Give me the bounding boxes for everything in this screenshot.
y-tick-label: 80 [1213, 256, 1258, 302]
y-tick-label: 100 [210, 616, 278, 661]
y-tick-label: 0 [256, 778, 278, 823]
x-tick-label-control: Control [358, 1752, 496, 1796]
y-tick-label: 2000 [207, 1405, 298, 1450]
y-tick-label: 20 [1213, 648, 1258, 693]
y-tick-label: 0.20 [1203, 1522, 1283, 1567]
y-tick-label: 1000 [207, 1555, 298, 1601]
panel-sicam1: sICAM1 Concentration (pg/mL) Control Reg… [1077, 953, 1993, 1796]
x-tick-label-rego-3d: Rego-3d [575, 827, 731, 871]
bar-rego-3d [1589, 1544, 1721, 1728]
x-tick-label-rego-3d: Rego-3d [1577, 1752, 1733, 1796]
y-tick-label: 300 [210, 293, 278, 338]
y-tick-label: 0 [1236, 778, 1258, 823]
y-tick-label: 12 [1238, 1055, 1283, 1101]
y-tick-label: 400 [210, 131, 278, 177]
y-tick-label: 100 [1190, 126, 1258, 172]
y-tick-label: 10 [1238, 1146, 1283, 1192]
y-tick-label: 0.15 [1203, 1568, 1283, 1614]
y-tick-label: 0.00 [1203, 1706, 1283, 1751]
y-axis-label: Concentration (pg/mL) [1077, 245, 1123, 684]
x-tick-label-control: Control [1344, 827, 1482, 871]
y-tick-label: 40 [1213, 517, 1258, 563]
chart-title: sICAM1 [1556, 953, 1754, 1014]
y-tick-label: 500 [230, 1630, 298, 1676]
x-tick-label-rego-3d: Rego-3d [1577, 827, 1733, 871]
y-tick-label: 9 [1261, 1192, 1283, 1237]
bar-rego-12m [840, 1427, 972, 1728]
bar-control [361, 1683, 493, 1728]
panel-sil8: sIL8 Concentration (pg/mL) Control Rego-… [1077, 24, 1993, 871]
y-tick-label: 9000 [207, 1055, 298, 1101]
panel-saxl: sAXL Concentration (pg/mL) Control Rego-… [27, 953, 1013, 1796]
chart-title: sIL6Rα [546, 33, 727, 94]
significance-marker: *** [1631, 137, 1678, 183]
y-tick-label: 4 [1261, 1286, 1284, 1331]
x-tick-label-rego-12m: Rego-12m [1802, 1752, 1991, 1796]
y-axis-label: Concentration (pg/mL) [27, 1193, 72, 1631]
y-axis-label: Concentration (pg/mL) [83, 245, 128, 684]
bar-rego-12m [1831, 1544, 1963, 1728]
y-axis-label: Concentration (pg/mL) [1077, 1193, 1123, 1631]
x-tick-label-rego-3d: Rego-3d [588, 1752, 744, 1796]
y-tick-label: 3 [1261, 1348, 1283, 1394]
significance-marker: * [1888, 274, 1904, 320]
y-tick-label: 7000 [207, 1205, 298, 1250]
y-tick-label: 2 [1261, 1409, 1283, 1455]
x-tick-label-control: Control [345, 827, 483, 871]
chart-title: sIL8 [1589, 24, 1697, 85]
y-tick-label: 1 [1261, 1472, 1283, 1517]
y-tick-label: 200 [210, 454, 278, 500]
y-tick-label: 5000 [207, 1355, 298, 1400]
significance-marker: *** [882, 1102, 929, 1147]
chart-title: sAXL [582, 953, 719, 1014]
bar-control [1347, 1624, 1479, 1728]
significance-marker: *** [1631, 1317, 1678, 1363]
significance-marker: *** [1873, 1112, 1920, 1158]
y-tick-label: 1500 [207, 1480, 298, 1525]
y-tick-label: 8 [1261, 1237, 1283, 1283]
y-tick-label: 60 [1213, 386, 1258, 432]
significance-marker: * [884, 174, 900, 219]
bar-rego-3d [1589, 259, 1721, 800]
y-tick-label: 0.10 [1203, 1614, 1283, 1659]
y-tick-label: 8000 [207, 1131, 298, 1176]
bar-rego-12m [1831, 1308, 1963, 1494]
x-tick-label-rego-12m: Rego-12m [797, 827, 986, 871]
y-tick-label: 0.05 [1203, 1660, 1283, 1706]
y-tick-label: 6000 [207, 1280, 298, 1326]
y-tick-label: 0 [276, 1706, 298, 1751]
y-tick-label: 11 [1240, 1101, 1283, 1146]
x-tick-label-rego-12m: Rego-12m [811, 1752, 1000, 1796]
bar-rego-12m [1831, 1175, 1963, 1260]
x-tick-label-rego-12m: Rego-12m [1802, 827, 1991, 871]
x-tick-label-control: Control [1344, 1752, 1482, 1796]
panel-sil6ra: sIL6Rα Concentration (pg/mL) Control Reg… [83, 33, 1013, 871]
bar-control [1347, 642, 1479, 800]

════════════════════

What you should do ▸ Copy out the material word for word, starting with its first line and going on through the line that contains "x-tick-label-rego-3d: Rego-3d [1577, 827, 1733, 871]", then stop.

Final result ▸
Give me the bounding boxes for everything in this screenshot.
y-tick-label: 80 [1213, 256, 1258, 302]
y-tick-label: 100 [210, 616, 278, 661]
y-tick-label: 0 [256, 778, 278, 823]
x-tick-label-control: Control [358, 1752, 496, 1796]
y-tick-label: 2000 [207, 1405, 298, 1450]
y-tick-label: 20 [1213, 648, 1258, 693]
y-tick-label: 0.20 [1203, 1522, 1283, 1567]
y-tick-label: 1000 [207, 1555, 298, 1601]
panel-sicam1: sICAM1 Concentration (pg/mL) Control Reg… [1077, 953, 1993, 1796]
x-tick-label-rego-3d: Rego-3d [575, 827, 731, 871]
bar-rego-3d [1589, 1544, 1721, 1728]
x-tick-label-rego-3d: Rego-3d [1577, 1752, 1733, 1796]
y-tick-label: 300 [210, 293, 278, 338]
y-tick-label: 0 [1236, 778, 1258, 823]
y-tick-label: 12 [1238, 1055, 1283, 1101]
y-tick-label: 400 [210, 131, 278, 177]
y-tick-label: 100 [1190, 126, 1258, 172]
y-tick-label: 10 [1238, 1146, 1283, 1192]
y-tick-label: 0.15 [1203, 1568, 1283, 1614]
y-tick-label: 0.00 [1203, 1706, 1283, 1751]
y-axis-label: Concentration (pg/mL) [1077, 245, 1123, 684]
x-tick-label-control: Control [1344, 827, 1482, 871]
y-tick-label: 40 [1213, 517, 1258, 563]
chart-title: sICAM1 [1556, 953, 1754, 1014]
y-tick-label: 500 [230, 1630, 298, 1676]
x-tick-label-rego-3d: Rego-3d [1577, 827, 1733, 871]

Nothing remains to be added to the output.